[Stored entries]
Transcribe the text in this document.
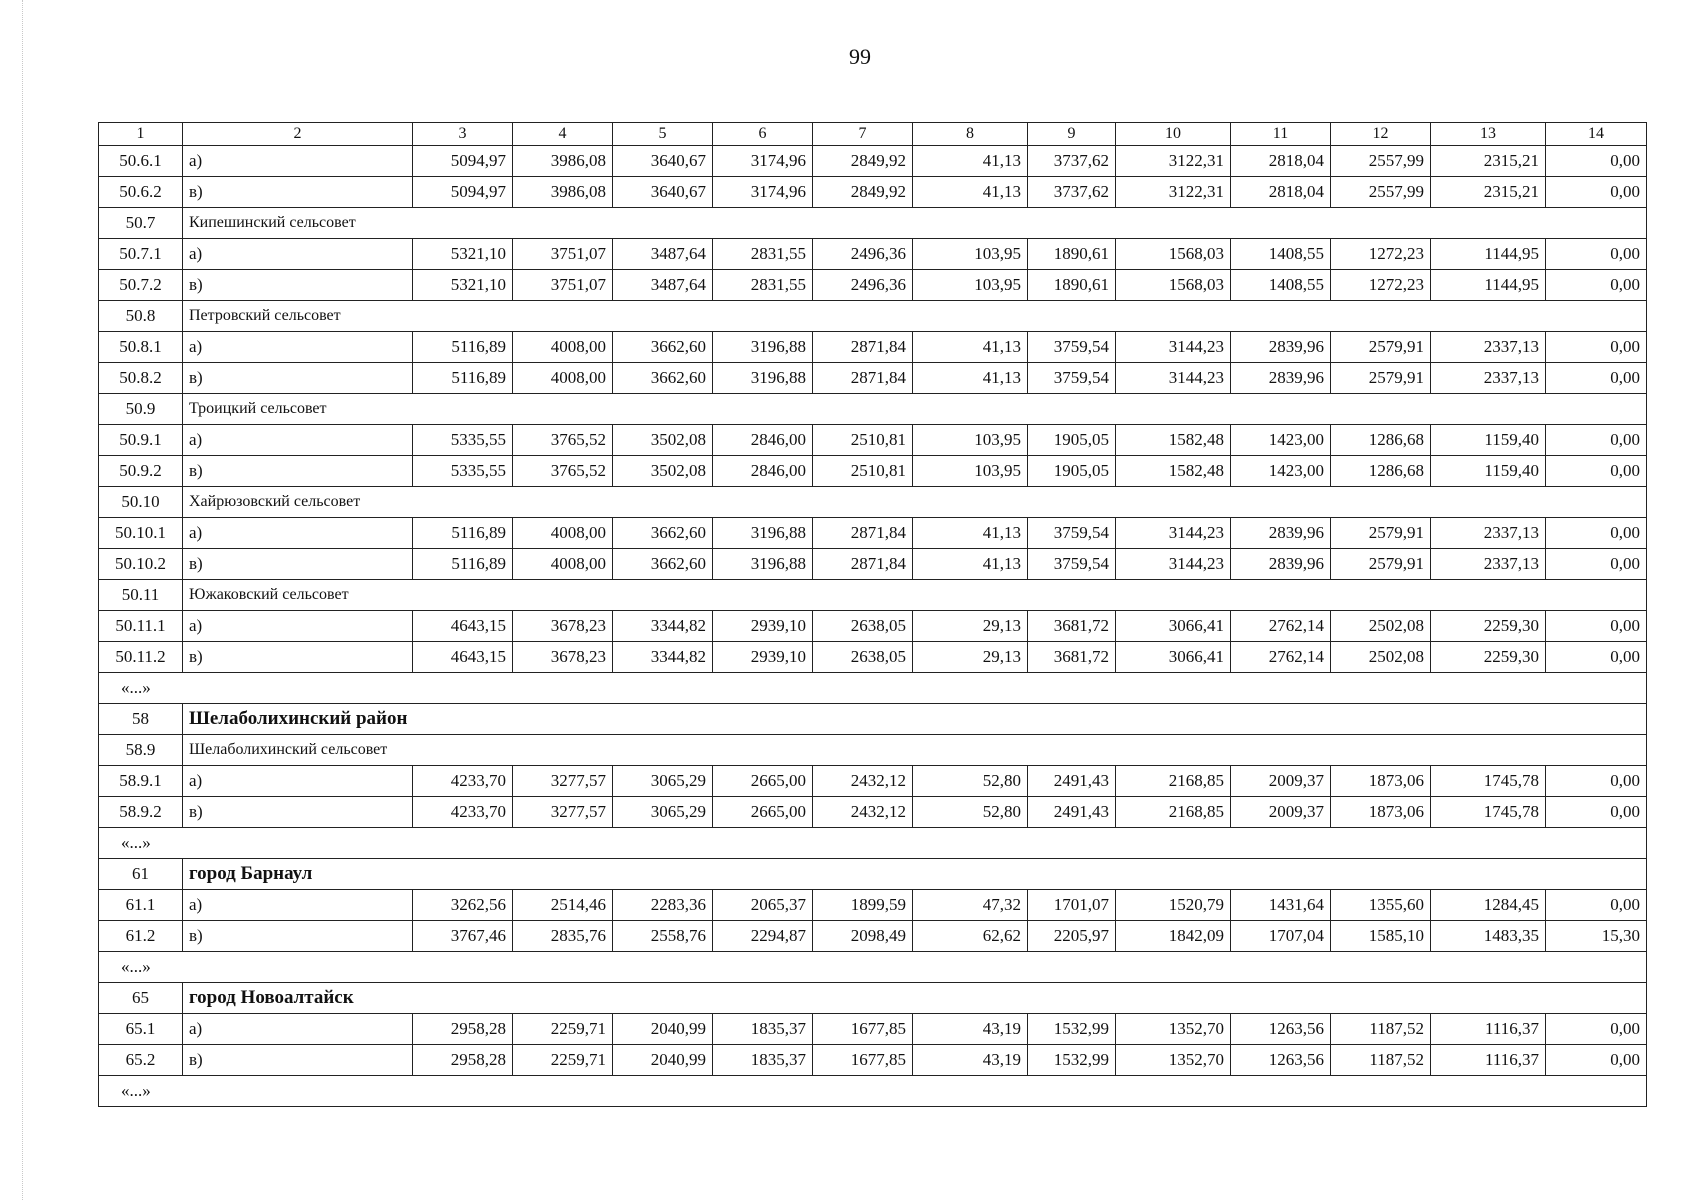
99
1	2	3	4	5	6	7	8	9	10	11	12	13	14
50.6.1	а)	5094,97	3986,08	3640,67	3174,96	2849,92	41,13	3737,62	3122,31	2818,04	2557,99	2315,21	0,00
50.6.2	в)	5094,97	3986,08	3640,67	3174,96	2849,92	41,13	3737,62	3122,31	2818,04	2557,99	2315,21	0,00
50.7	Кипешинский сельсовет												
50.7.1	а)	5321,10	3751,07	3487,64	2831,55	2496,36	103,95	1890,61	1568,03	1408,55	1272,23	1144,95	0,00
50.7.2	в)	5321,10	3751,07	3487,64	2831,55	2496,36	103,95	1890,61	1568,03	1408,55	1272,23	1144,95	0,00
50.8	Петровский сельсовет												
50.8.1	а)	5116,89	4008,00	3662,60	3196,88	2871,84	41,13	3759,54	3144,23	2839,96	2579,91	2337,13	0,00
50.8.2	в)	5116,89	4008,00	3662,60	3196,88	2871,84	41,13	3759,54	3144,23	2839,96	2579,91	2337,13	0,00
50.9	Троицкий сельсовет												
50.9.1	а)	5335,55	3765,52	3502,08	2846,00	2510,81	103,95	1905,05	1582,48	1423,00	1286,68	1159,40	0,00
50.9.2	в)	5335,55	3765,52	3502,08	2846,00	2510,81	103,95	1905,05	1582,48	1423,00	1286,68	1159,40	0,00
50.10	Хайрюзовский сельсовет												
50.10.1	а)	5116,89	4008,00	3662,60	3196,88	2871,84	41,13	3759,54	3144,23	2839,96	2579,91	2337,13	0,00
50.10.2	в)	5116,89	4008,00	3662,60	3196,88	2871,84	41,13	3759,54	3144,23	2839,96	2579,91	2337,13	0,00
50.11	Южаковский сельсовет												
50.11.1	а)	4643,15	3678,23	3344,82	2939,10	2638,05	29,13	3681,72	3066,41	2762,14	2502,08	2259,30	0,00
50.11.2	в)	4643,15	3678,23	3344,82	2939,10	2638,05	29,13	3681,72	3066,41	2762,14	2502,08	2259,30	0,00
«...»													
58	Шелаболихинский район												
58.9	Шелаболихинский сельсовет												
58.9.1	а)	4233,70	3277,57	3065,29	2665,00	2432,12	52,80	2491,43	2168,85	2009,37	1873,06	1745,78	0,00
58.9.2	в)	4233,70	3277,57	3065,29	2665,00	2432,12	52,80	2491,43	2168,85	2009,37	1873,06	1745,78	0,00
«...»													
61	город Барнаул												
61.1	а)	3262,56	2514,46	2283,36	2065,37	1899,59	47,32	1701,07	1520,79	1431,64	1355,60	1284,45	0,00
61.2	в)	3767,46	2835,76	2558,76	2294,87	2098,49	62,62	2205,97	1842,09	1707,04	1585,10	1483,35	15,30
«...»													
65	город Новоалтайск												
65.1	а)	2958,28	2259,71	2040,99	1835,37	1677,85	43,19	1532,99	1352,70	1263,56	1187,52	1116,37	0,00
65.2	в)	2958,28	2259,71	2040,99	1835,37	1677,85	43,19	1532,99	1352,70	1263,56	1187,52	1116,37	0,00
«...»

• _Problem details_
Copy all the entries word for word. Omit any pictures.

• _Solution for this problem_
Transcribe the text in this document.
99
1	2	3	4	5	6	7	8	9	10	11	12	13	14
50.6.1	а)	5094,97	3986,08	3640,67	3174,96	2849,92	41,13	3737,62	3122,31	2818,04	2557,99	2315,21	0,00
50.6.2	в)	5094,97	3986,08	3640,67	3174,96	2849,92	41,13	3737,62	3122,31	2818,04	2557,99	2315,21	0,00
50.7	Кипешинский сельсовет												
50.7.1	а)	5321,10	3751,07	3487,64	2831,55	2496,36	103,95	1890,61	1568,03	1408,55	1272,23	1144,95	0,00
50.7.2	в)	5321,10	3751,07	3487,64	2831,55	2496,36	103,95	1890,61	1568,03	1408,55	1272,23	1144,95	0,00
50.8	Петровский сельсовет												
50.8.1	а)	5116,89	4008,00	3662,60	3196,88	2871,84	41,13	3759,54	3144,23	2839,96	2579,91	2337,13	0,00
50.8.2	в)	5116,89	4008,00	3662,60	3196,88	2871,84	41,13	3759,54	3144,23	2839,96	2579,91	2337,13	0,00
50.9	Троицкий сельсовет												
50.9.1	а)	5335,55	3765,52	3502,08	2846,00	2510,81	103,95	1905,05	1582,48	1423,00	1286,68	1159,40	0,00
50.9.2	в)	5335,55	3765,52	3502,08	2846,00	2510,81	103,95	1905,05	1582,48	1423,00	1286,68	1159,40	0,00
50.10	Хайрюзовский сельсовет												
50.10.1	а)	5116,89	4008,00	3662,60	3196,88	2871,84	41,13	3759,54	3144,23	2839,96	2579,91	2337,13	0,00
50.10.2	в)	5116,89	4008,00	3662,60	3196,88	2871,84	41,13	3759,54	3144,23	2839,96	2579,91	2337,13	0,00
50.11	Южаковский сельсовет												
50.11.1	а)	4643,15	3678,23	3344,82	2939,10	2638,05	29,13	3681,72	3066,41	2762,14	2502,08	2259,30	0,00
50.11.2	в)	4643,15	3678,23	3344,82	2939,10	2638,05	29,13	3681,72	3066,41	2762,14	2502,08	2259,30	0,00
«...»													
58	Шелаболихинский район												
58.9	Шелаболихинский сельсовет												
58.9.1	а)	4233,70	3277,57	3065,29	2665,00	2432,12	52,80	2491,43	2168,85	2009,37	1873,06	1745,78	0,00
58.9.2	в)	4233,70	3277,57	3065,29	2665,00	2432,12	52,80	2491,43	2168,85	2009,37	1873,06	1745,78	0,00
«...»													
61	город Барнаул												
61.1	а)	3262,56	2514,46	2283,36	2065,37	1899,59	47,32	1701,07	1520,79	1431,64	1355,60	1284,45	0,00
61.2	в)	3767,46	2835,76	2558,76	2294,87	2098,49	62,62	2205,97	1842,09	1707,04	1585,10	1483,35	15,30
«...»													
65	город Новоалтайск												
65.1	а)	2958,28	2259,71	2040,99	1835,37	1677,85	43,19	1532,99	1352,70	1263,56	1187,52	1116,37	0,00
65.2	в)	2958,28	2259,71	2040,99	1835,37	1677,85	43,19	1532,99	1352,70	1263,56	1187,52	1116,37	0,00
«...»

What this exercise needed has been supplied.